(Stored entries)
• • • •

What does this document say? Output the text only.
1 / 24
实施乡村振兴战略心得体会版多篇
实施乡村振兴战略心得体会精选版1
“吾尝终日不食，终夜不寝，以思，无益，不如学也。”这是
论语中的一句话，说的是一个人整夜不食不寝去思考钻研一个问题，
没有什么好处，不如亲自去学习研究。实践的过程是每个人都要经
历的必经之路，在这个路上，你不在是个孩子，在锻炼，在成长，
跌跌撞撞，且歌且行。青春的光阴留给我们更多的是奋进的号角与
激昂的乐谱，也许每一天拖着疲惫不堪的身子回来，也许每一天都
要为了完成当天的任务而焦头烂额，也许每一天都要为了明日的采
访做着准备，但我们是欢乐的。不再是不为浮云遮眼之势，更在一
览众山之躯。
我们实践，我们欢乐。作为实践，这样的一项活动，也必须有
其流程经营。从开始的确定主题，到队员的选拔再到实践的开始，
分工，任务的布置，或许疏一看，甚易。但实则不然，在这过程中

• • • •

**PROBLEM DETAILS:**
From the records above, extract every entry exactly as given.

**RESULT FOR THIS EXERCISE:**
What does this document say? Output the text only.
1 / 24
实施乡村振兴战略心得体会版多篇
实施乡村振兴战略心得体会精选版1
“吾尝终日不食，终夜不寝，以思，无益，不如学也。”这是
论语中的一句话，说的是一个人整夜不食不寝去思考钻研一个问题，
没有什么好处，不如亲自去学习研究。实践的过程是每个人都要经
历的必经之路，在这个路上，你不在是个孩子，在锻炼，在成长，
跌跌撞撞，且歌且行。青春的光阴留给我们更多的是奋进的号角与
激昂的乐谱，也许每一天拖着疲惫不堪的身子回来，也许每一天都
要为了完成当天的任务而焦头烂额，也许每一天都要为了明日的采
访做着准备，但我们是欢乐的。不再是不为浮云遮眼之势，更在一
览众山之躯。
我们实践，我们欢乐。作为实践，这样的一项活动，也必须有
其流程经营。从开始的确定主题，到队员的选拔再到实践的开始，
分工，任务的布置，或许疏一看，甚易。但实则不然，在这过程中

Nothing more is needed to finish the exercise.